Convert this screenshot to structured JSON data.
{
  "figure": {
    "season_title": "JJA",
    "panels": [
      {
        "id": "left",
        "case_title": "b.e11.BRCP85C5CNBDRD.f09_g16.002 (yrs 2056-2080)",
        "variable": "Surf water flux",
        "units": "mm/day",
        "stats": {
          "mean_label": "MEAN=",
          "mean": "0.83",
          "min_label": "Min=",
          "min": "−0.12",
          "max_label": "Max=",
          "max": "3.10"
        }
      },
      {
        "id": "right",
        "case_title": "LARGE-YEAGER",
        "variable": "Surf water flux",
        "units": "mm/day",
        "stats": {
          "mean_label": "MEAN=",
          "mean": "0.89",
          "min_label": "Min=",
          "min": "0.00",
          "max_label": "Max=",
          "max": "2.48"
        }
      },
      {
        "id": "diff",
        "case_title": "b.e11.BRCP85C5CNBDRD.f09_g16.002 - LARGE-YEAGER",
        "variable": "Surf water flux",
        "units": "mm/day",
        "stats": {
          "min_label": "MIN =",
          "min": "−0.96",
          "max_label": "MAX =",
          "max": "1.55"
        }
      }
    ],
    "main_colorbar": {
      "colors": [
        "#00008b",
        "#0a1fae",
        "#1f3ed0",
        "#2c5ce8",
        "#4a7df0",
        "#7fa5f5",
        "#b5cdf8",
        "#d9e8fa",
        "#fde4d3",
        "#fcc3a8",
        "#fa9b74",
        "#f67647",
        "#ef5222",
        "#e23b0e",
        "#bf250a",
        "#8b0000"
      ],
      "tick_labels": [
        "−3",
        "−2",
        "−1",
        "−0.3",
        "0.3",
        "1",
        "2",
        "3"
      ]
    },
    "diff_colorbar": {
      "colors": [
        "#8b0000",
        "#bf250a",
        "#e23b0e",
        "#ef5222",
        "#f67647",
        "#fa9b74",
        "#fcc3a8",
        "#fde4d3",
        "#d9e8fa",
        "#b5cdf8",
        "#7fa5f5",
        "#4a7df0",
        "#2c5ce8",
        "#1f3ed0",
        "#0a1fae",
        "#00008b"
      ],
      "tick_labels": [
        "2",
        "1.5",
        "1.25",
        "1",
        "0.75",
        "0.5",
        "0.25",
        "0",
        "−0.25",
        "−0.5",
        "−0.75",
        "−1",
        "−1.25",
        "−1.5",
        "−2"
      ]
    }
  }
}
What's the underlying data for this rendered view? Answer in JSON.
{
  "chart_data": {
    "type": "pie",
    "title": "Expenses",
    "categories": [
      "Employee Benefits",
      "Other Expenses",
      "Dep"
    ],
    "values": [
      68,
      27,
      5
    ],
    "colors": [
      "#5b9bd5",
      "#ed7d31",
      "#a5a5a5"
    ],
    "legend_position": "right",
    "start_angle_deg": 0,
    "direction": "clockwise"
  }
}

▶ [EXERCISE BRIEF]:
Transcribe each entry exactly.

▶ [TASK RESULT]:
Convert this screenshot to structured JSON data.
{
  "figure": {
    "season_title": "JJA",
    "panels": [
      {
        "id": "left",
        "case_title": "b.e11.BRCP85C5CNBDRD.f09_g16.002 (yrs 2056-2080)",
        "variable": "Surf water flux",
        "units": "mm/day",
        "stats": {
          "mean_label": "MEAN=",
          "mean": "0.83",
          "min_label": "Min=",
          "min": "−0.12",
          "max_label": "Max=",
          "max": "3.10"
        }
      },
      {
        "id": "right",
        "case_title": "LARGE-YEAGER",
        "variable": "Surf water flux",
        "units": "mm/day",
        "stats": {
          "mean_label": "MEAN=",
          "mean": "0.89",
          "min_label": "Min=",
          "min": "0.00",
          "max_label": "Max=",
          "max": "2.48"
        }
      },
      {
        "id": "diff",
        "case_title": "b.e11.BRCP85C5CNBDRD.f09_g16.002 - LARGE-YEAGER",
        "variable": "Surf water flux",
        "units": "mm/day",
        "stats": {
          "min_label": "MIN =",
          "min": "−0.96",
          "max_label": "MAX =",
          "max": "1.55"
        }
      }
    ],
    "main_colorbar": {
      "colors": [
        "#00008b",
        "#0a1fae",
        "#1f3ed0",
        "#2c5ce8",
        "#4a7df0",
        "#7fa5f5",
        "#b5cdf8",
        "#d9e8fa",
        "#fde4d3",
        "#fcc3a8",
        "#fa9b74",
        "#f67647",
        "#ef5222",
        "#e23b0e",
        "#bf250a",
        "#8b0000"
      ],
      "tick_labels": [
        "−3",
        "−2",
        "−1",
        "−0.3",
        "0.3",
        "1",
        "2",
        "3"
      ]
    },
    "diff_colorbar": {
      "colors": [
        "#8b0000",
        "#bf250a",
        "#e23b0e",
        "#ef5222",
        "#f67647",
        "#fa9b74",
        "#fcc3a8",
        "#fde4d3",
        "#d9e8fa",
        "#b5cdf8",
        "#7fa5f5",
        "#4a7df0",
        "#2c5ce8",
        "#1f3ed0",
        "#0a1fae",
        "#00008b"
      ],
      "tick_labels": [
        "2",
        "1.5",
        "1.25",
        "1",
        "0.75",
        "0.5",
        "0.25",
        "0",
        "−0.25",
        "−0.5",
        "−0.75",
        "−1",
        "−1.25",
        "−1.5",
        "−2"
      ]
    }
  }
}
What's the underlying data for this rendered view? Answer in JSON.
{
  "chart_data": {
    "type": "pie",
    "title": "Expenses",
    "categories": [
      "Employee Benefits",
      "Other Expenses",
      "Dep"
    ],
    "values": [
      68,
      27,
      5
    ],
    "colors": [
      "#5b9bd5",
      "#ed7d31",
      "#a5a5a5"
    ],
    "legend_position": "right",
    "start_angle_deg": 0,
    "direction": "clockwise"
  }
}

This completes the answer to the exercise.